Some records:
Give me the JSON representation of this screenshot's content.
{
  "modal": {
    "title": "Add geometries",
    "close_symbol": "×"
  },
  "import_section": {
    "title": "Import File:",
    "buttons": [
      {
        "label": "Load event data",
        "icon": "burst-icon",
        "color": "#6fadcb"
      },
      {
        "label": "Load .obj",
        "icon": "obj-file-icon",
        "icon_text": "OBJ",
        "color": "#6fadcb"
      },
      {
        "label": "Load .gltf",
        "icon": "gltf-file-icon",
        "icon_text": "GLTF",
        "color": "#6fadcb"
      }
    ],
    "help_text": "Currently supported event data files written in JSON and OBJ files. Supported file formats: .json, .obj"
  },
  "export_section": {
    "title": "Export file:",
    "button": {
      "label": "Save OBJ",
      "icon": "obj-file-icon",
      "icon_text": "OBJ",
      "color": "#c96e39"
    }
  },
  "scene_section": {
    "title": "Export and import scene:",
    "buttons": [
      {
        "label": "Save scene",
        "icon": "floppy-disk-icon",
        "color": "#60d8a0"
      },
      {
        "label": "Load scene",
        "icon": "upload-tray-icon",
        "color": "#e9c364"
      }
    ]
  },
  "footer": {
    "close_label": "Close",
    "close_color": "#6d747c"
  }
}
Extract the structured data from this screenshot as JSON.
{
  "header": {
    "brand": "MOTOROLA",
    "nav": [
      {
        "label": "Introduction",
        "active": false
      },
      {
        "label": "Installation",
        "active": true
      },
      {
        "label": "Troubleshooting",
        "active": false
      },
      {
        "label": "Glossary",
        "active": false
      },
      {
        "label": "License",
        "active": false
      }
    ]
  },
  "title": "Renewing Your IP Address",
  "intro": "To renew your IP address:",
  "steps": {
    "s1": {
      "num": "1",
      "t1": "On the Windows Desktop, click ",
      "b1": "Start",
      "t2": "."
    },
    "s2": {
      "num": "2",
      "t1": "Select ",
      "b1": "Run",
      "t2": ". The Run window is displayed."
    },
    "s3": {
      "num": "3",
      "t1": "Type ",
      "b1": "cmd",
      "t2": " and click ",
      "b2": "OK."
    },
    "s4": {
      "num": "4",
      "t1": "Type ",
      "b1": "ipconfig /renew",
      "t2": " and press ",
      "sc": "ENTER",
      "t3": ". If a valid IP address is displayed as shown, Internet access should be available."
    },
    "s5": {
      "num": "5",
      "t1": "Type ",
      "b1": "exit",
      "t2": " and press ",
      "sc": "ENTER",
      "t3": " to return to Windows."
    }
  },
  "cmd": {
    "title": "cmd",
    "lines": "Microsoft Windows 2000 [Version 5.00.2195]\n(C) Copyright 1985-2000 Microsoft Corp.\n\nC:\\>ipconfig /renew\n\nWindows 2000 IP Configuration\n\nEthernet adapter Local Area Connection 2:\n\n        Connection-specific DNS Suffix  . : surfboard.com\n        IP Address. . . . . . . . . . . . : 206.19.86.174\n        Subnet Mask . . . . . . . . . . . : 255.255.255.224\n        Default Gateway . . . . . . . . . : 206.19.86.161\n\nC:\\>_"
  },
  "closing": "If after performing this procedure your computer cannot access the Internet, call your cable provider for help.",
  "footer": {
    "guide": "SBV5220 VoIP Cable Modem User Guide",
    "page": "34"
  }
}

WHAT TO WORK ON: List every line above that holds the word "screenshot".

COMPLETED EXERCISE:
Give me the JSON representation of this screenshot's content.
Extract the structured data from this screenshot as JSON.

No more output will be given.